§ **Records to use**

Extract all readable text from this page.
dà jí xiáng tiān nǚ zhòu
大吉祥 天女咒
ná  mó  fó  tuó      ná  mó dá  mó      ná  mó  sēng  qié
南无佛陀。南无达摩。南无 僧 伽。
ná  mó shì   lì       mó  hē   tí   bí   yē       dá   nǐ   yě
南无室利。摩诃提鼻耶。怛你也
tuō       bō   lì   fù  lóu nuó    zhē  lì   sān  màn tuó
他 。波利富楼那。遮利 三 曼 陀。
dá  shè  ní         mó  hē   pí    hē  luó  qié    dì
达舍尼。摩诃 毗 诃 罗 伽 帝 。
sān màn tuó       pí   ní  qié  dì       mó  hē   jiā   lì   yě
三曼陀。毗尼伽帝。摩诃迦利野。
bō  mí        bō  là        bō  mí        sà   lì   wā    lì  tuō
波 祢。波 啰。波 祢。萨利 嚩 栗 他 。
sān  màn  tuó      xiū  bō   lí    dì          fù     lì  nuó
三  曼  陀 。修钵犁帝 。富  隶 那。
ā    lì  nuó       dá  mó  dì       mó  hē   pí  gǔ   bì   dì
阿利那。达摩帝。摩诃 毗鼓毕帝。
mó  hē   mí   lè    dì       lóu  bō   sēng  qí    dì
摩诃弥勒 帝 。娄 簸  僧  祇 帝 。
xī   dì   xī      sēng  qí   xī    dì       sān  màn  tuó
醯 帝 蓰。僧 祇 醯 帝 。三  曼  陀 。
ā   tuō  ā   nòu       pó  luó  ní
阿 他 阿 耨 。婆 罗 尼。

§ **Task requirements**
Gather up the lines containing the word "sēng" from these records and copy them.

§ **Completed exercise**
ná  mó  fó  tuó      ná  mó dá  mó      ná  mó  sēng  qié
mó  hē   mí   lè    dì       lóu  bō   sēng  qí    dì
xī   dì   xī      sēng  qí   xī    dì       sān  màn  tuó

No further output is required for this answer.